WHAT YOU NEED TO DO: Show only lines that include "title".

Items from a figure collection
_ _ _ _ _ _ _

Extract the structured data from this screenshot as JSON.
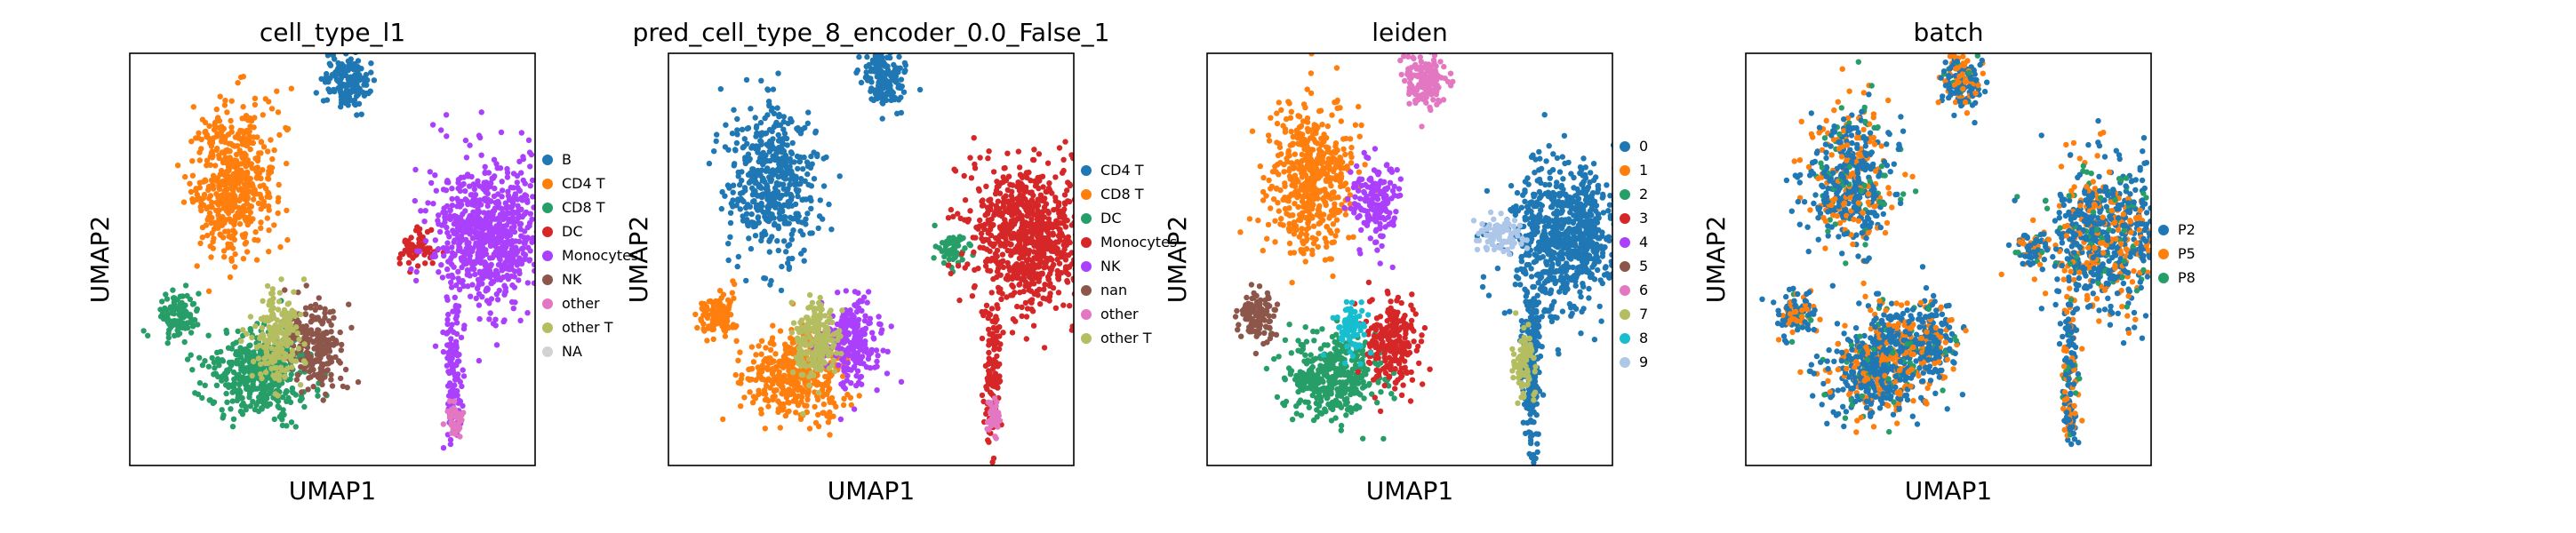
{
  "chart_data": [
    {
      "type": "scatter",
      "title": "cell_type_l1",
      "xlabel": "UMAP1",
      "ylabel": "UMAP2",
      "grid": false,
      "legend_position": "right",
      "categories": [
        "B",
        "CD4 T",
        "CD8 T",
        "DC",
        "Monocytes",
        "NK",
        "other",
        "other T",
        "NA"
      ],
      "colors": [
        "#1f77b4",
        "#ff7f0e",
        "#279e68",
        "#d62728",
        "#aa40fc",
        "#8c564b",
        "#e377c2",
        "#b5bd61",
        "#d3d3d3"
      ],
      "clusters": [
        {
          "name": "B",
          "category": 0,
          "x": 5.1,
          "y": 9.5
        },
        {
          "name": "CD4 T",
          "category": 1,
          "x": 2.2,
          "y": 7.0
        },
        {
          "name": "CD8 T",
          "category": 2,
          "x": 2.8,
          "y": 2.0
        },
        {
          "name": "CD8 T",
          "category": 2,
          "x": 0.8,
          "y": 3.5
        },
        {
          "name": "DC",
          "category": 3,
          "x": 6.9,
          "y": 5.2
        },
        {
          "name": "Monocytes",
          "category": 4,
          "x": 8.8,
          "y": 5.5
        },
        {
          "name": "NK",
          "category": 5,
          "x": 4.3,
          "y": 2.8
        },
        {
          "name": "other",
          "category": 6,
          "x": 7.9,
          "y": 0.9
        },
        {
          "name": "other T",
          "category": 7,
          "x": 3.3,
          "y": 2.9
        }
      ]
    },
    {
      "type": "scatter",
      "title": "pred_cell_type_8_encoder_0.0_False_1",
      "xlabel": "UMAP1",
      "ylabel": "UMAP2",
      "grid": false,
      "legend_position": "right",
      "categories": [
        "CD4 T",
        "CD8 T",
        "DC",
        "Monocytes",
        "NK",
        "nan",
        "other",
        "other T"
      ],
      "colors": [
        "#1f77b4",
        "#ff7f0e",
        "#279e68",
        "#d62728",
        "#aa40fc",
        "#8c564b",
        "#e377c2",
        "#b5bd61"
      ],
      "clusters": [
        {
          "name": "CD4 T",
          "category": 0,
          "x": 2.2,
          "y": 7.0
        },
        {
          "name": "CD4 T",
          "category": 0,
          "x": 5.1,
          "y": 9.5
        },
        {
          "name": "CD8 T",
          "category": 1,
          "x": 2.8,
          "y": 2.0
        },
        {
          "name": "CD8 T",
          "category": 1,
          "x": 0.8,
          "y": 3.5
        },
        {
          "name": "DC",
          "category": 2,
          "x": 6.9,
          "y": 5.2
        },
        {
          "name": "Monocytes",
          "category": 3,
          "x": 8.8,
          "y": 5.5
        },
        {
          "name": "NK",
          "category": 4,
          "x": 4.3,
          "y": 2.8
        },
        {
          "name": "other",
          "category": 6,
          "x": 7.9,
          "y": 0.9
        },
        {
          "name": "other T",
          "category": 7,
          "x": 3.3,
          "y": 2.9
        }
      ]
    },
    {
      "type": "scatter",
      "title": "leiden",
      "xlabel": "UMAP1",
      "ylabel": "UMAP2",
      "grid": false,
      "legend_position": "right",
      "categories": [
        "0",
        "1",
        "2",
        "3",
        "4",
        "5",
        "6",
        "7",
        "8",
        "9"
      ],
      "colors": [
        "#1f77b4",
        "#ff7f0e",
        "#279e68",
        "#d62728",
        "#aa40fc",
        "#8c564b",
        "#e377c2",
        "#b5bd61",
        "#17becf",
        "#aec7e8"
      ],
      "clusters": [
        {
          "name": "0",
          "category": 0,
          "x": 8.8,
          "y": 5.5
        },
        {
          "name": "1",
          "category": 1,
          "x": 2.2,
          "y": 7.0
        },
        {
          "name": "2",
          "category": 2,
          "x": 2.8,
          "y": 2.0
        },
        {
          "name": "3",
          "category": 3,
          "x": 4.3,
          "y": 2.8
        },
        {
          "name": "4",
          "category": 4,
          "x": 3.9,
          "y": 6.3
        },
        {
          "name": "5",
          "category": 5,
          "x": 0.8,
          "y": 3.5
        },
        {
          "name": "6",
          "category": 6,
          "x": 5.1,
          "y": 9.5
        },
        {
          "name": "7",
          "category": 7,
          "x": 7.7,
          "y": 2.4
        },
        {
          "name": "8",
          "category": 8,
          "x": 3.2,
          "y": 3.2
        },
        {
          "name": "9",
          "category": 9,
          "x": 7.1,
          "y": 5.6
        }
      ]
    },
    {
      "type": "scatter",
      "title": "batch",
      "xlabel": "UMAP1",
      "ylabel": "UMAP2",
      "grid": false,
      "legend_position": "right",
      "categories": [
        "P2",
        "P5",
        "P8"
      ],
      "colors": [
        "#1f77b4",
        "#ff7f0e",
        "#279e68"
      ],
      "clusters": [
        {
          "name": "P2",
          "category": 0,
          "x": 2.2,
          "y": 7.0
        },
        {
          "name": "P5",
          "category": 1,
          "x": 8.8,
          "y": 5.5
        },
        {
          "name": "P8",
          "category": 2,
          "x": 3.0,
          "y": 2.6
        }
      ]
    }
  ]
}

_ _ _ _ _ _ _

PROBLEM SOLUTION:
      "title": "cell_type_l1",
      "title": "pred_cell_type_8_encoder_0.0_False_1",
      "title": "leiden",
      "title": "batch",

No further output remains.